**REQUIRED TASKS**
a. In the bike-build thread, which bike does MIOM think of starting with for the 20" MTB build?
b. Extend the bike-build thread onward from its last sentence.

**PAGE TEXT**
Not sure if original 16" tyres will fit the rims?

Looks like OSET also do mechanical disc brakes cheaper than Avid so Ive enquired about them as well.

Rear disc calliper mount, I've download your bike photo and think I can see what you've done.

Last question (hopefully), you've used a 20t rear cog. How does it fit on (screw/bolt)?


----------



## MIOM (Sep 24, 2012)

griffter18 said:


> Thanks Mark.
> 
> Dropped an email to OSET regarding the wheels & tyres.
> Not sure if original 16" tyres will fit the rims?
> ...


I just used the narrow Oset wheels, they will take a standard tyre IT hink, but I put on the narrow knobbly tyres from Oset as well as they were quite cheap.

Just a screw on cog. The axle has quite a lot of movement potential on it as it comes with spacers. From memory we had to move the rim about 5mm to centralise it in the frame, but it was done by re-dishing using the current spokes, as there was enough spoke on them to move them that little bit.

Now I've got to start on a 20" MTB build, anyone any suggestions?! Thinking of starting with a Marin Hidden Canyon.


----------



## griffter18 (Jul 3, 2009)

Im hoping I can miss the 20" stage out and go straight to 24"
Hopefully keeping her on the 16" a bit longer will help develop her skills more (lighter smaller bike).
Time will tell


----------



## griffter18 (Jul 3, 2009)

Mark, when you say screw on cog do you mean a screw on freewheel cog?
If you could post a photo it would really help before I drop the cash on the wheels.
Thanks


----------



## MIOM (Sep 24, 2012)

griffter18 said:


> Mark, when you say screw on cog do you mean a screw on freewheel cog?
> If you could post a photo it would really help before I drop the cash on the wheels.
> Thanks


Yes, like this - BMX / SINGLE SPEED FREEWHEEL 16,18,20T | eBay


----------



## griffter18 (Jul 3, 2009)

*Rear Wheel*

Hi Mark,
Is this what the rear wheel looks like?

[Excerpts from a layout annotation set]

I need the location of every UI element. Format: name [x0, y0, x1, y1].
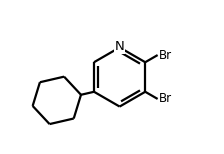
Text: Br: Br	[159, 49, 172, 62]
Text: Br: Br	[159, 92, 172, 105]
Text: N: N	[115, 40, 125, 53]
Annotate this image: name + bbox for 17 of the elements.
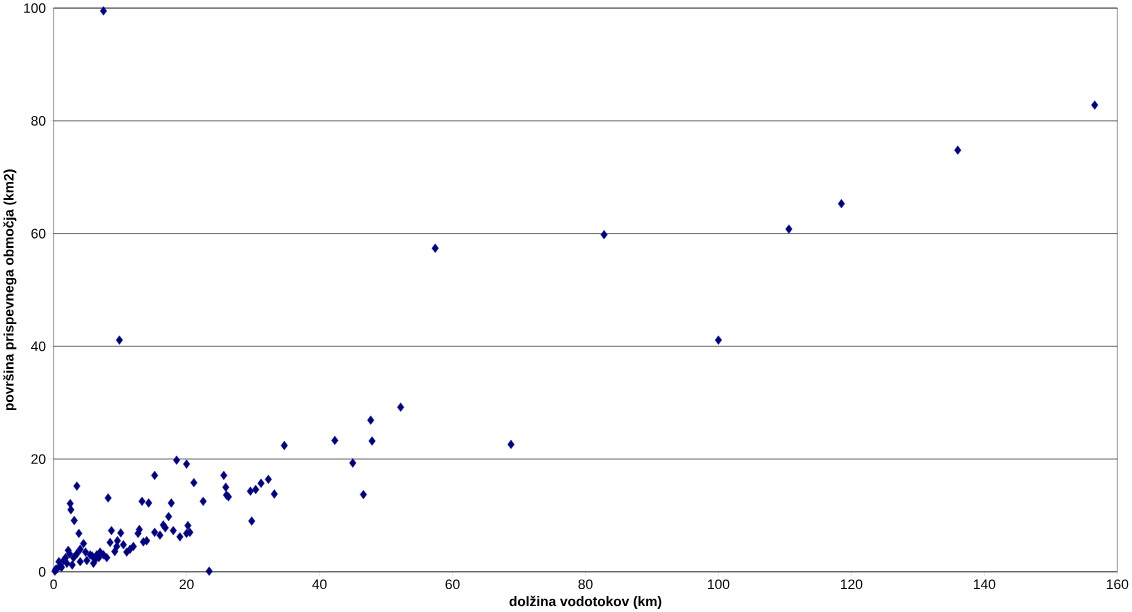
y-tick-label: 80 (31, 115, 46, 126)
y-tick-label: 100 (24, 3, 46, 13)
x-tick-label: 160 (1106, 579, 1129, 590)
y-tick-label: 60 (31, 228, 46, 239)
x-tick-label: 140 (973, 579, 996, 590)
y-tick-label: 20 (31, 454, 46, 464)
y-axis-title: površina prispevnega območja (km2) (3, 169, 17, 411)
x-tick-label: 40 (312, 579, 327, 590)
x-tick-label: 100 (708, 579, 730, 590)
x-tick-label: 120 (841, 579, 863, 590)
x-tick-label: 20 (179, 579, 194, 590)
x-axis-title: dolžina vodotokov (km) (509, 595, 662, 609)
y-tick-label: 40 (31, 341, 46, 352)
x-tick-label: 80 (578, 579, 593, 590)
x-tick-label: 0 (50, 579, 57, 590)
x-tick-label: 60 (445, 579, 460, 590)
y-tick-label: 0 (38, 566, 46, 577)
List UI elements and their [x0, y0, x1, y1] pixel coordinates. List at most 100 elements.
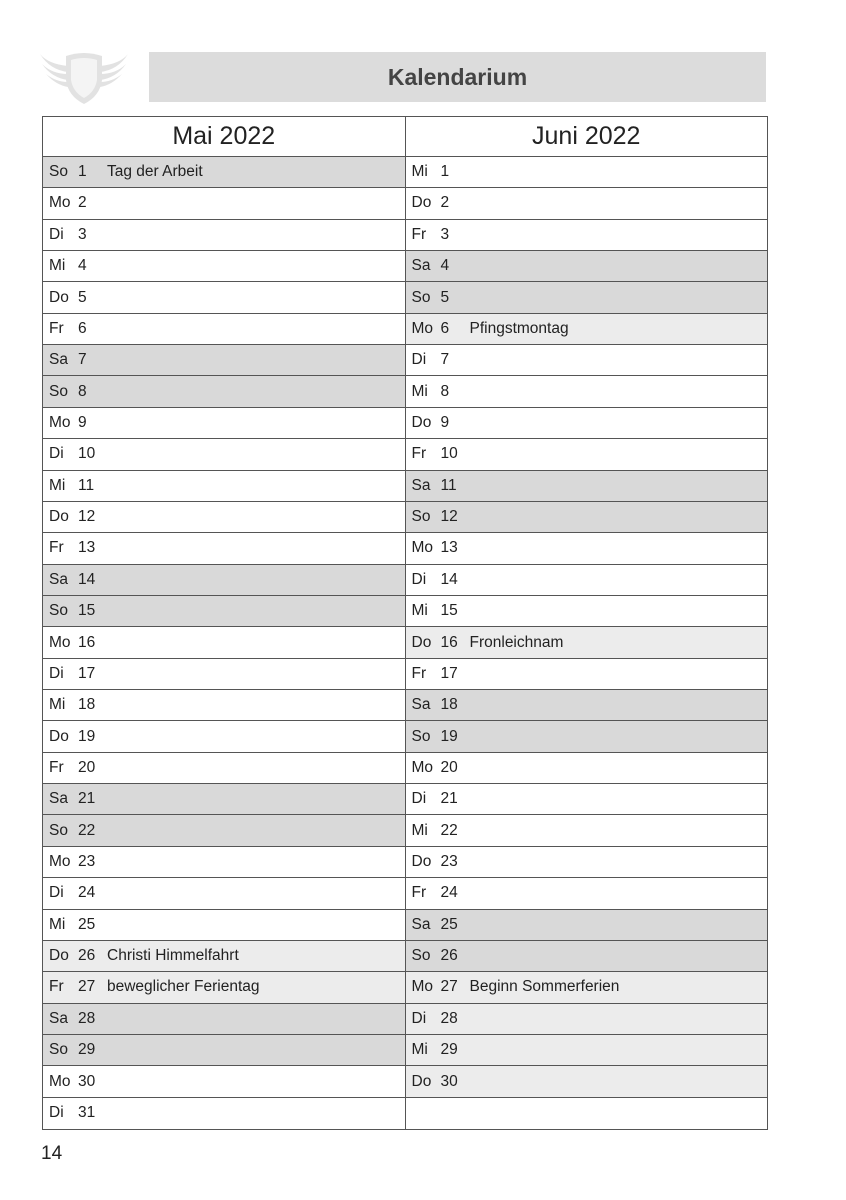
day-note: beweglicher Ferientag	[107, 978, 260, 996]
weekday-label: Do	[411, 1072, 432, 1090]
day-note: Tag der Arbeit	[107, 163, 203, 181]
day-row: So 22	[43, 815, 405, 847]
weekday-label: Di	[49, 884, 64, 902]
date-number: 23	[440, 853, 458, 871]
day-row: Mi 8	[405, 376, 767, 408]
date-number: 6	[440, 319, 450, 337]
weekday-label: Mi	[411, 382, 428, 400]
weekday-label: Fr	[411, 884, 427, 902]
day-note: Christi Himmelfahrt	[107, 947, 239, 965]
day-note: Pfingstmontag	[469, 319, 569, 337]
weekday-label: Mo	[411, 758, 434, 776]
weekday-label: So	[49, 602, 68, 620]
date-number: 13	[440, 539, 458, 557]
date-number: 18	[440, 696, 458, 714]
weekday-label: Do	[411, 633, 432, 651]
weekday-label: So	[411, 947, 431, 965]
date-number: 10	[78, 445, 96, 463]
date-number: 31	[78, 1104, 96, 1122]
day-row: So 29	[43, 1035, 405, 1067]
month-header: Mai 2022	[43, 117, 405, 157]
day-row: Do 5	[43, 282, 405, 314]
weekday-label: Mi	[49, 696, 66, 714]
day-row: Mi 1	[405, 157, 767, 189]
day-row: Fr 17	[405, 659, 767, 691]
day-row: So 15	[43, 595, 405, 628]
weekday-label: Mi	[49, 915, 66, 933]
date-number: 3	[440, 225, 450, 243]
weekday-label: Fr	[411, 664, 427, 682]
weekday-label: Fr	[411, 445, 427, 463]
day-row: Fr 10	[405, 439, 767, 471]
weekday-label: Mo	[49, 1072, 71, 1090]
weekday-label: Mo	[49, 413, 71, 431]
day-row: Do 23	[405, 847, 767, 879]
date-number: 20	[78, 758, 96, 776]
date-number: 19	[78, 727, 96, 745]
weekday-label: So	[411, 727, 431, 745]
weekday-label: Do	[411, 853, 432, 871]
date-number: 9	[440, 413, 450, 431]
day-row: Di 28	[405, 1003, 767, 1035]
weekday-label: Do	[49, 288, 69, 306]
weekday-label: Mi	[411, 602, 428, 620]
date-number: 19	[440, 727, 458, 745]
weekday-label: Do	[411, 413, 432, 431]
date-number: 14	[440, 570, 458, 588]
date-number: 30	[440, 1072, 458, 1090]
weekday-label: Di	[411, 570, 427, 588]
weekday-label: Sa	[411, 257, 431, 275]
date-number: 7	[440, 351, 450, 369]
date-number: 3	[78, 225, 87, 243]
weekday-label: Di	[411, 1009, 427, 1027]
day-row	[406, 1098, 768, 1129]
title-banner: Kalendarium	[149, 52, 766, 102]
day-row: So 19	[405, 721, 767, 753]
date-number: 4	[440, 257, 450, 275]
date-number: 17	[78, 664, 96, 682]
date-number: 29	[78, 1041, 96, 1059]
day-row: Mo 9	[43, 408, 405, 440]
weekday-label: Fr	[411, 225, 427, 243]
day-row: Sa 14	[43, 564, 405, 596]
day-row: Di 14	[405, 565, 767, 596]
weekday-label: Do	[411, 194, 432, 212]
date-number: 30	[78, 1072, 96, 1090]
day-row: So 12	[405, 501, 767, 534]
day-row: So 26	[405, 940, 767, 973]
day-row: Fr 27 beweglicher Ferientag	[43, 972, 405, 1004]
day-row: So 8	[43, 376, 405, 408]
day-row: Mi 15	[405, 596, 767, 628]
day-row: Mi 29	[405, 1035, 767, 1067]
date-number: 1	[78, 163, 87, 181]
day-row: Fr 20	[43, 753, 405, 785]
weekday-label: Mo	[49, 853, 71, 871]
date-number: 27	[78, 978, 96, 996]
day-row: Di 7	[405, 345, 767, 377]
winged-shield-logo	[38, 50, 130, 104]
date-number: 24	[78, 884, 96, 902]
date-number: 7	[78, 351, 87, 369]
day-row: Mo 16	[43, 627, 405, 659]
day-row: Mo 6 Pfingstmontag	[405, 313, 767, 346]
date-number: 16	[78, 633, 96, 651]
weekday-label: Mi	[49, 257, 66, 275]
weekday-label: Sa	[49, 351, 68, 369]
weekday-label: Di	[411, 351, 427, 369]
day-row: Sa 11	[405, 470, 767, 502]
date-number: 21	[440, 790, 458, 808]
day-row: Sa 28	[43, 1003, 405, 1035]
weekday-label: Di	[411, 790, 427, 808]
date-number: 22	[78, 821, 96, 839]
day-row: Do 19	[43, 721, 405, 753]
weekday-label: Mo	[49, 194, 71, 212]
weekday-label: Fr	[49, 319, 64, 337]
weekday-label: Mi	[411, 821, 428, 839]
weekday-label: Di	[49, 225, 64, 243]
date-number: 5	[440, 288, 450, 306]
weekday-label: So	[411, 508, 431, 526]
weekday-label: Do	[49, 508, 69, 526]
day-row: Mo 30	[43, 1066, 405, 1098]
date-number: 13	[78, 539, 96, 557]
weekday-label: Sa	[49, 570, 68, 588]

**ANSWERS FOR THIS EXERCISE**
a. A Marin Hidden Canyon.

b.
Products Hubs Single Speed 6pawl Mini Cassette DMR Bikes


----------



## griffter18 (Jul 3, 2009)

Just a quick update should anyone else look to undertake this build.
The 16" disc wheels can be obtained from OSET for circa £30 ea.
The rear one is a custom hub which on first inspection has disc mounts on both sides of the wheel.
The discs actually connect to the circular flange not the typical star shape that is on most wheels.
In order to fit a freewheel you need to remove the star shaped mount.
Place the star shape part in a vice and turn the wheel anti clockwise. Its on tight but will release and can then be removed.

If you do use OSET they are also reasonable on other parts ie 160 discs £10ea and mechanical breaks are also cheap compared to MTB prices.


----------



## MIOM (Sep 24, 2012)

The hubs are by Joytech. Not the best, I stripped and rebuilt them before fittign as they were quite tight!


----------



## felchi80 (Jun 2, 2014)

Is the OSET rear wheel available anyway online in north america?


----------



## MIOM (Sep 24, 2012)

felchi80 said:


> Is the OSET rear wheel available anyway online in north america?


Not sure about online, as I'm UK, but there's a dealer network at Dealers » OSET Bikes and the wheel is listed on the US web-site.


----------



## felchi80 (Jun 2, 2014)

MIOM said:


> Not sure about online, as I'm UK, but there's a dealer network at Dealers » OSET Bikes and the wheel is listed on the US web-site.


 Thanks

I contacted a dealer in Canada. 
He didn't give me a price yet. Said it would take a month to order it....

Maybe I should just lace one up with one of the hubs posted earlier.

Who invented the damn coaster brake... My daughter just learned to ride her Hotrock 16... Coming from a push bike. 
She cannot start by herself because the pedal cannot be positioned. Also she cannot brake!!
This is very bad.... I need hand brakes and a freewheel asap.


----------



## MIOM (Sep 24, 2012)

felchi80 said:


> Thanks
> 
> I contacted a dealer in Canada.
> He didn't give me a price yet. Said it would take a month to order it....
> ...


I hate the coaster brakes, my boy couldn't get along with his despite being quite a good rider. Am sure someone will say they're for safety due to strength of little hands etc, but you can make any type of brake efficient enough for a kid to pull it. Hydraulic discs though are the best!!


----------



## felchi80 (Jun 2, 2014)

uh oh... I messed up.
Bought a flip flop hub with 30mm thread instead of standard on one side.... seems like biggest freewheel available for 30mm thread is 15T... Now I need to find a smaller chain ring... I just bought an SRAM crankset with 38T to be shortened. 
Would 15T rear 38T front be too hard for the little one? She does not have much leg power yet.


----------



## spyguy (Apr 18, 2006)

does anyone know what stem size will fit on the hotrock 16?


----------



## bikin222 (Apr 23, 2007)

It is a 1 1/8th steer tube. Is that what you mean?


----------



## spyguy (Apr 18, 2006)

thanks bikin222.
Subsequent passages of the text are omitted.